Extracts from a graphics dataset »
▶
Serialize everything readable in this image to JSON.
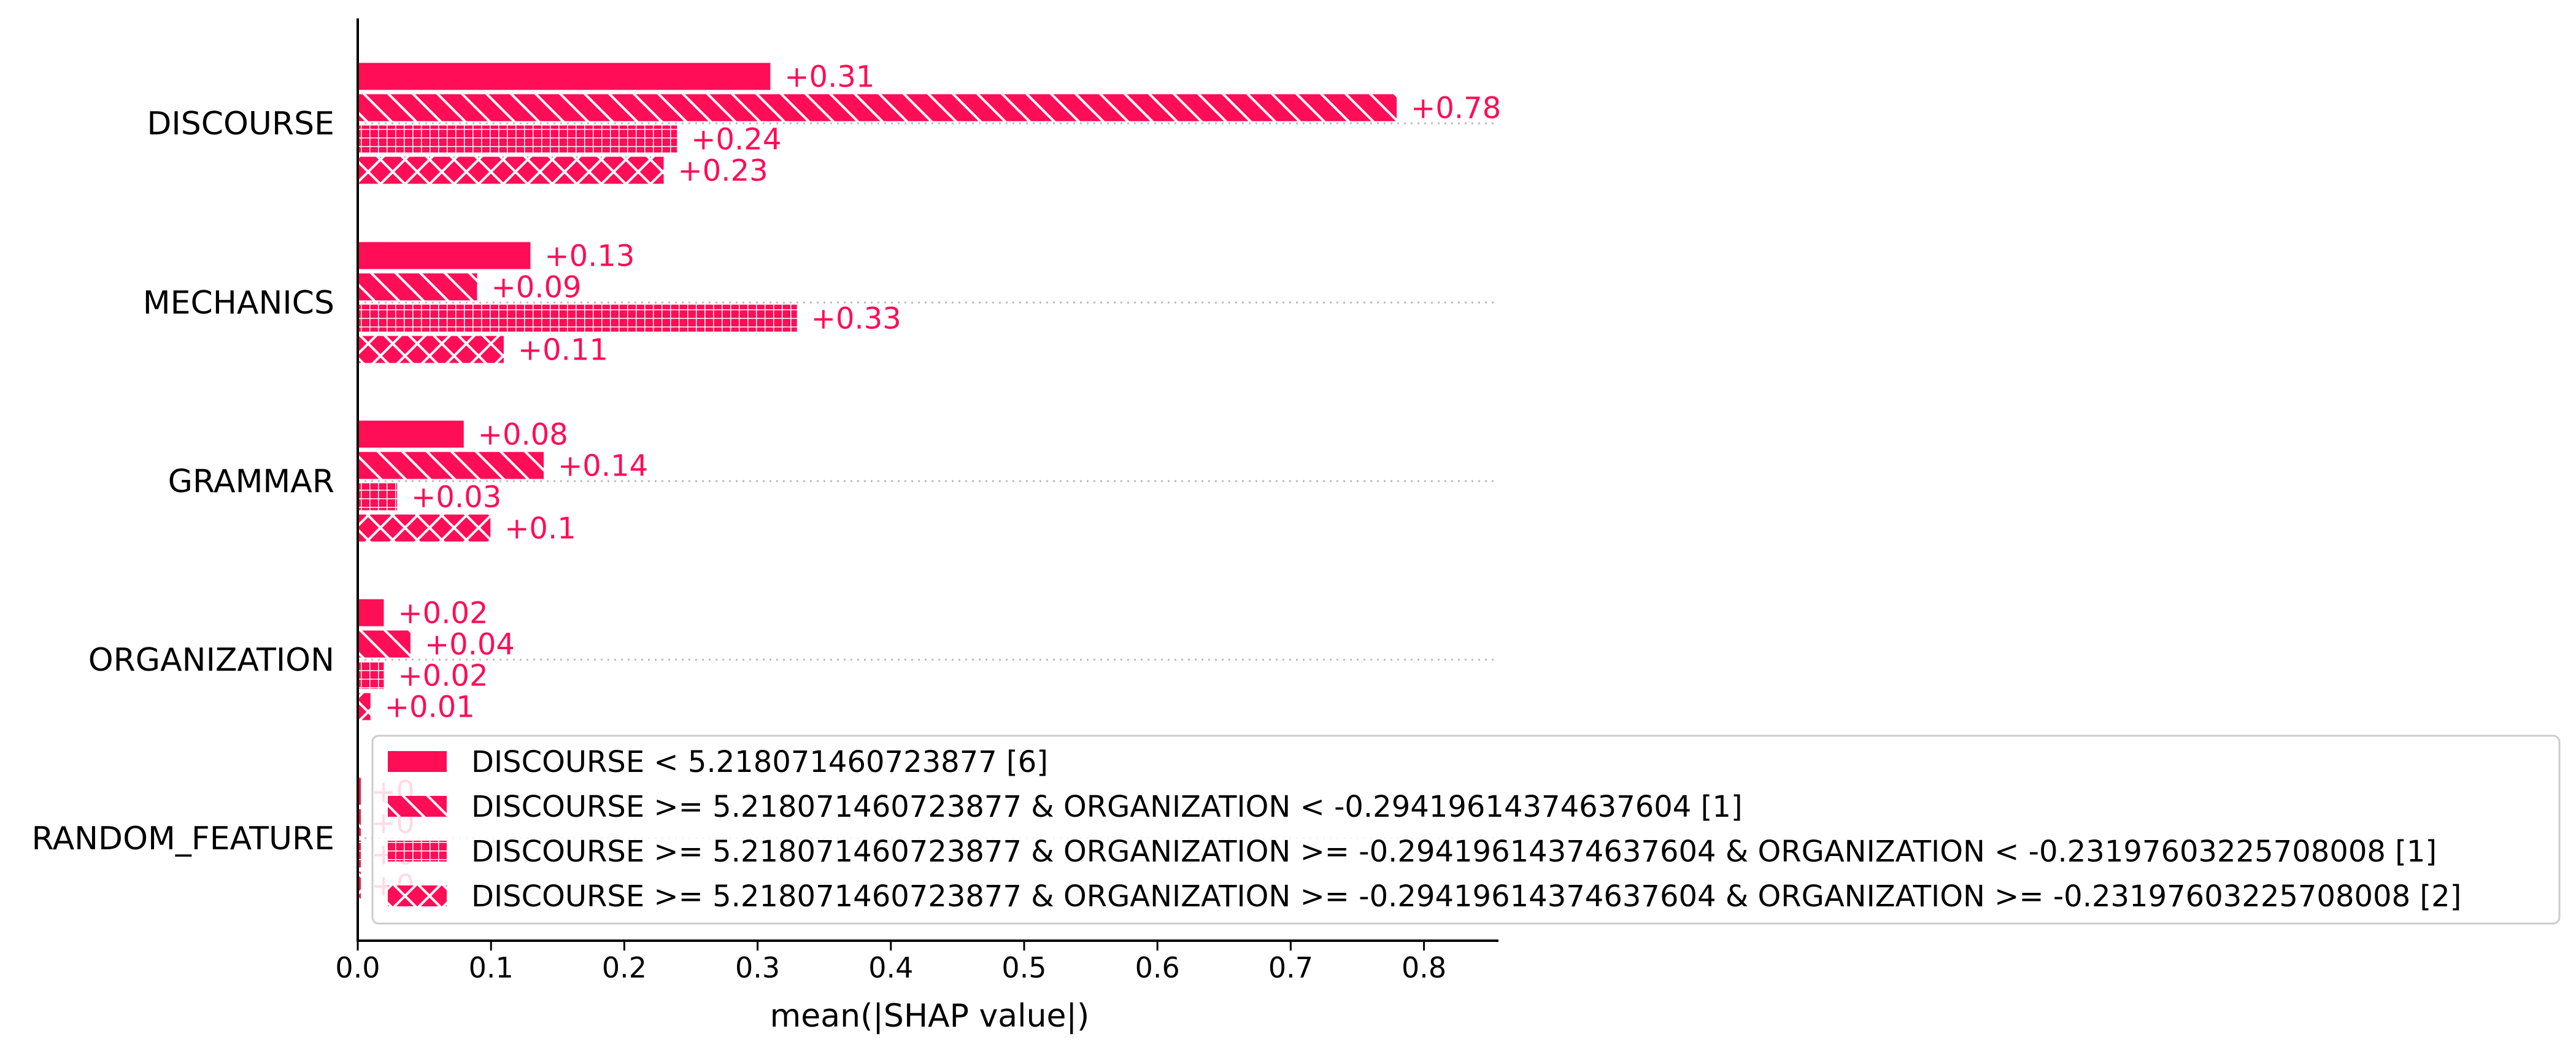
{
  "chart_data": {
    "type": "bar",
    "orientation": "horizontal",
    "title": "",
    "xlabel": "mean(|SHAP value|)",
    "ylabel": "",
    "xlim": [
      0,
      0.86
    ],
    "xticks": [
      0.0,
      0.1,
      0.2,
      0.3,
      0.4,
      0.5,
      0.6,
      0.7,
      0.8
    ],
    "xtick_labels": [
      "0.0",
      "0.1",
      "0.2",
      "0.3",
      "0.4",
      "0.5",
      "0.6",
      "0.7",
      "0.8"
    ],
    "grid": false,
    "bar_color": "#ff0d57",
    "legend_position": "lower-right",
    "categories": [
      "DISCOURSE",
      "MECHANICS",
      "GRAMMAR",
      "ORGANIZATION",
      "RANDOM_FEATURE"
    ],
    "series": [
      {
        "name": "DISCOURSE < 5.218071460723877 [6]",
        "hatch": "solid",
        "values": [
          0.31,
          0.13,
          0.08,
          0.02,
          0.0
        ],
        "labels": [
          "+0.31",
          "+0.13",
          "+0.08",
          "+0.02",
          "+0"
        ]
      },
      {
        "name": "DISCOURSE >= 5.218071460723877 & ORGANIZATION < -0.29419614374637604 [1]",
        "hatch": "diagonal",
        "values": [
          0.78,
          0.09,
          0.14,
          0.04,
          0.0
        ],
        "labels": [
          "+0.78",
          "+0.09",
          "+0.14",
          "+0.04",
          "+0"
        ]
      },
      {
        "name": "DISCOURSE >= 5.218071460723877 & ORGANIZATION >= -0.29419614374637604 & ORGANIZATION < -0.23197603225708008 [1]",
        "hatch": "grid",
        "values": [
          0.24,
          0.33,
          0.03,
          0.02,
          0.0
        ],
        "labels": [
          "+0.24",
          "+0.33",
          "+0.03",
          "+0.02",
          "+0"
        ]
      },
      {
        "name": "DISCOURSE >= 5.218071460723877 & ORGANIZATION >= -0.29419614374637604 & ORGANIZATION >= -0.23197603225708008 [2]",
        "hatch": "cross",
        "values": [
          0.23,
          0.11,
          0.1,
          0.01,
          0.0
        ],
        "labels": [
          "+0.23",
          "+0.11",
          "+0.1",
          "+0.01",
          "+0"
        ]
      }
    ]
  }
}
◀
Set exercise » Look through the lines above and collect those with the word "name".

Response for this exercise »
        "name": "DISCOURSE < 5.218071460723877 [6]",
        "name": "DISCOURSE >= 5.218071460723877 & ORGANIZATION < -0.29419614374637604 [1]",
        "name": "DISCOURSE >= 5.218071460723877 & ORGANIZATION >= -0.29419614374637604 & ORGANIZATION < -0.23197603225708008 [1]",
        "name": "DISCOURSE >= 5.218071460723877 & ORGANIZATION >= -0.29419614374637604 & ORGANIZATION >= -0.23197603225708008 [2]",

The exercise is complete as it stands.